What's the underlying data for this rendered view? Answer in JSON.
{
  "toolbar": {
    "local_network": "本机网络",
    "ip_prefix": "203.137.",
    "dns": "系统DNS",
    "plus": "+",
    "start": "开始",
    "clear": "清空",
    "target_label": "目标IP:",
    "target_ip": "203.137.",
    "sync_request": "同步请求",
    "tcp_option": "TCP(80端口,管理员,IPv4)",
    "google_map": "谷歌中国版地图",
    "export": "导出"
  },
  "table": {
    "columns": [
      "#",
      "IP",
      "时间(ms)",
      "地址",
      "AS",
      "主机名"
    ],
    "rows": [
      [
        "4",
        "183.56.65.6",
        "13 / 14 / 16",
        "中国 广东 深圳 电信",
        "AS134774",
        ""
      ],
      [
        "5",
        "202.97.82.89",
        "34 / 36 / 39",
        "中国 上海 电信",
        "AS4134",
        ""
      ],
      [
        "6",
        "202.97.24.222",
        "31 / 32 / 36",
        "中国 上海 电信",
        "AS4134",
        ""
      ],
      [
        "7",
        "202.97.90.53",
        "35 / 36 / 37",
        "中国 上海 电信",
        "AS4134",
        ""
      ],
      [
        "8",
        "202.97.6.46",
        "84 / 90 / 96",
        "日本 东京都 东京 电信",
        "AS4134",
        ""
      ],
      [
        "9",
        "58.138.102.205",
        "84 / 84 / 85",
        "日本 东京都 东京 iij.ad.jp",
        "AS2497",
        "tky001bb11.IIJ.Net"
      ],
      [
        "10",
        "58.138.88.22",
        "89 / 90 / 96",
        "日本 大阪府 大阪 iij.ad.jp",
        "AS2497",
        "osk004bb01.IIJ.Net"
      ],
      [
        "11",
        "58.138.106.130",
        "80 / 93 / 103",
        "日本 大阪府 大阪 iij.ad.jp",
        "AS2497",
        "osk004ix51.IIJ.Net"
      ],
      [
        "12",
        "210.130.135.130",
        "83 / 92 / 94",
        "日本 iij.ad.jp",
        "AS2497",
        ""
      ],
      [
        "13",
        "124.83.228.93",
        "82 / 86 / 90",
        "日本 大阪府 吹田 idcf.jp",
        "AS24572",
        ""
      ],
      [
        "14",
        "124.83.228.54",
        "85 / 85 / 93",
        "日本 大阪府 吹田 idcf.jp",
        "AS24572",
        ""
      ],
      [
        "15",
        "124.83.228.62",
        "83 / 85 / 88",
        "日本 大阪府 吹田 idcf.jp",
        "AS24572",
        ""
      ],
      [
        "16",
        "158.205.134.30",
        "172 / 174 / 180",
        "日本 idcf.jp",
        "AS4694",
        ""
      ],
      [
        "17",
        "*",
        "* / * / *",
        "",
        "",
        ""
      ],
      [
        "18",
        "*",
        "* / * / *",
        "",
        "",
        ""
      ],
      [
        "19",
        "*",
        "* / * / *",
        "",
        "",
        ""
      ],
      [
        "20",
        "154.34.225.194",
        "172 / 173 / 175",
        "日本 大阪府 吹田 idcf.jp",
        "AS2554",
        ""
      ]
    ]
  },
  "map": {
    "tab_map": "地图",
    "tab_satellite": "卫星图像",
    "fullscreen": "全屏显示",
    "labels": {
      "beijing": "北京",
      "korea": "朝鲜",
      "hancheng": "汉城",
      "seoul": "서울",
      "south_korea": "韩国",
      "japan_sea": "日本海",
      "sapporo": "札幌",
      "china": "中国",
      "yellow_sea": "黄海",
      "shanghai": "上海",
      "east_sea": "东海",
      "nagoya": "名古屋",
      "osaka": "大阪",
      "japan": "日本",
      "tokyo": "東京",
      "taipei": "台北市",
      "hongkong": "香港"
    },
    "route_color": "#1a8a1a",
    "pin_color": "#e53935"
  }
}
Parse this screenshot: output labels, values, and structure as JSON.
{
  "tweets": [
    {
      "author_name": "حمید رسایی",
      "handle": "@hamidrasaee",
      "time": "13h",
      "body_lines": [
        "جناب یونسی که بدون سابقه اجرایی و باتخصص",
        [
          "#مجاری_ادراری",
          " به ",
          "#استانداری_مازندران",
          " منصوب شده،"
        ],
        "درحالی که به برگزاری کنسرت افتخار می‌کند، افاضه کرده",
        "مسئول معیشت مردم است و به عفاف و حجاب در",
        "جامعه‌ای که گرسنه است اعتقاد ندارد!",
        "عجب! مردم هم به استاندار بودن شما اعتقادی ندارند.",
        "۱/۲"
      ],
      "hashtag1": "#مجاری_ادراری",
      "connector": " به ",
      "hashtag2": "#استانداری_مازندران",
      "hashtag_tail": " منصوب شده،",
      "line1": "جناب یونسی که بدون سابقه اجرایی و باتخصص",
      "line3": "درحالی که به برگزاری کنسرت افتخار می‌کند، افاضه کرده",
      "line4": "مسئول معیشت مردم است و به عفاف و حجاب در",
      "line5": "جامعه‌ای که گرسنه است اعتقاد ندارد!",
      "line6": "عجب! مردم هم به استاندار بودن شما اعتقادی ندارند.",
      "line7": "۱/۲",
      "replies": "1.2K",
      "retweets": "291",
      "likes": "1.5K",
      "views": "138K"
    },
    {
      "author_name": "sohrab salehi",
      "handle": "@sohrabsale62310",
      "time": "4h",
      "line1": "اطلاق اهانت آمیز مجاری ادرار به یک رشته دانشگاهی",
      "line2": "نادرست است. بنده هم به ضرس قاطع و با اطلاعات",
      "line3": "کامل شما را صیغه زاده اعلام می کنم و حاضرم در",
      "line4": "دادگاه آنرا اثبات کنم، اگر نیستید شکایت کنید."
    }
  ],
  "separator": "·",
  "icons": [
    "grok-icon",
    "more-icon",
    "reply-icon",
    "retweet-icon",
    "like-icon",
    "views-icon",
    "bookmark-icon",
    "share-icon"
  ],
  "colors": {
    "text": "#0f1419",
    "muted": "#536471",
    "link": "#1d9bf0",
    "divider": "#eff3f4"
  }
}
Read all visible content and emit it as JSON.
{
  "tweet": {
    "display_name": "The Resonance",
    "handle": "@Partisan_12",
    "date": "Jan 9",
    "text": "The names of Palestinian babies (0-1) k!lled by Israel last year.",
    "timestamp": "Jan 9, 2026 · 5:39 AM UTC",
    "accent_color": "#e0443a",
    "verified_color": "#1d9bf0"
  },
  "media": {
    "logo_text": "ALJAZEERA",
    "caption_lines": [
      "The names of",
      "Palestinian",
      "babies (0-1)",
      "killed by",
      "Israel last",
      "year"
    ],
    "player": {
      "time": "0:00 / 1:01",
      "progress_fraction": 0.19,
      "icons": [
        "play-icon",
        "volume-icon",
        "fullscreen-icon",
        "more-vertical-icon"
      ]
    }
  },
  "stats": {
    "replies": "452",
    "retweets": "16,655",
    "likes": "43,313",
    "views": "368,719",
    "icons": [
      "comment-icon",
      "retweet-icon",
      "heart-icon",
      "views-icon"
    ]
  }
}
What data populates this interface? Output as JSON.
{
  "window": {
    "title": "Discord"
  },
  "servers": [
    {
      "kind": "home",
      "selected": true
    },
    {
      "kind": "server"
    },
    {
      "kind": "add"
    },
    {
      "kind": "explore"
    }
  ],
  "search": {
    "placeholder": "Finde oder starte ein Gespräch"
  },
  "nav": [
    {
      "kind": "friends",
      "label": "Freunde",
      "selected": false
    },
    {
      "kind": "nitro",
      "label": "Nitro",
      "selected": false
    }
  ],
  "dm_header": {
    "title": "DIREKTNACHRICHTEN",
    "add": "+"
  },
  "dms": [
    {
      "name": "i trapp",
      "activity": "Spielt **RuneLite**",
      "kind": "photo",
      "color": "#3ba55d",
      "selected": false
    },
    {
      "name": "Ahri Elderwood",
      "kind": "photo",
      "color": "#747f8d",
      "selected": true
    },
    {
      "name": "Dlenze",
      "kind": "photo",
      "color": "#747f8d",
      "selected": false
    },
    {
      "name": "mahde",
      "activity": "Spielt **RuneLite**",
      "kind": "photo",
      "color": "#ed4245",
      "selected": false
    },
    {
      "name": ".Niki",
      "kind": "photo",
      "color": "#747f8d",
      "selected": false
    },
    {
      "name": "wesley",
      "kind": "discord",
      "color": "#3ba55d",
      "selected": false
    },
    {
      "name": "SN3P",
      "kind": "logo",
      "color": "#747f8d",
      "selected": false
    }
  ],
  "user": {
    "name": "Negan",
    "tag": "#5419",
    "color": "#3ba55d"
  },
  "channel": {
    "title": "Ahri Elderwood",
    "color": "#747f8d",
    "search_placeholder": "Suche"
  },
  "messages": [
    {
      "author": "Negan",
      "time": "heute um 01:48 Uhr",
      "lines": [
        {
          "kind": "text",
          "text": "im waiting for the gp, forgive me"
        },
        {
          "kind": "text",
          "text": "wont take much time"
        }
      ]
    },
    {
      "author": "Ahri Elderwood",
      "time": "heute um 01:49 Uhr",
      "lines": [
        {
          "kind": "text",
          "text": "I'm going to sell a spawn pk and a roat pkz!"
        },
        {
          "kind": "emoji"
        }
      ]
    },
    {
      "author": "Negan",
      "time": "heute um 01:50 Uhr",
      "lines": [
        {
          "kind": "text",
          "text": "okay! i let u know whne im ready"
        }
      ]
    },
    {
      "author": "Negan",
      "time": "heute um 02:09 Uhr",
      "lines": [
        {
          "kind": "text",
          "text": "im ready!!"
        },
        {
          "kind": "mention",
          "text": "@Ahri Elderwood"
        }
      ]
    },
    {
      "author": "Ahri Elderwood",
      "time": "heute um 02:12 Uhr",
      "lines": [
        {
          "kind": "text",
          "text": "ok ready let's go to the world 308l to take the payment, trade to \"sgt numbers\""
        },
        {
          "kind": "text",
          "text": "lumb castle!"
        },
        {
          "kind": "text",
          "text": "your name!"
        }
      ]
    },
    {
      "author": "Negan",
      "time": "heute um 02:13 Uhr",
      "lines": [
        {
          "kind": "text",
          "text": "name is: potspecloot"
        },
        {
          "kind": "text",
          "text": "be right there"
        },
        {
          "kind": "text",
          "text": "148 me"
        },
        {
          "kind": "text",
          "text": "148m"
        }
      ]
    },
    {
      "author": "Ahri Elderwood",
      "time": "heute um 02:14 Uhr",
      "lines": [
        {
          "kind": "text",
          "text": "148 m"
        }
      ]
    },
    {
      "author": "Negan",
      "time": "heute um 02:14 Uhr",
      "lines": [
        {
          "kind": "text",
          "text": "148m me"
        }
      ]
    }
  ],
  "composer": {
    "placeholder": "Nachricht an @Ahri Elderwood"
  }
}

Exercise description | How many of the lines above hold "labels"? Answer with only the number.

Solution for this problem | 2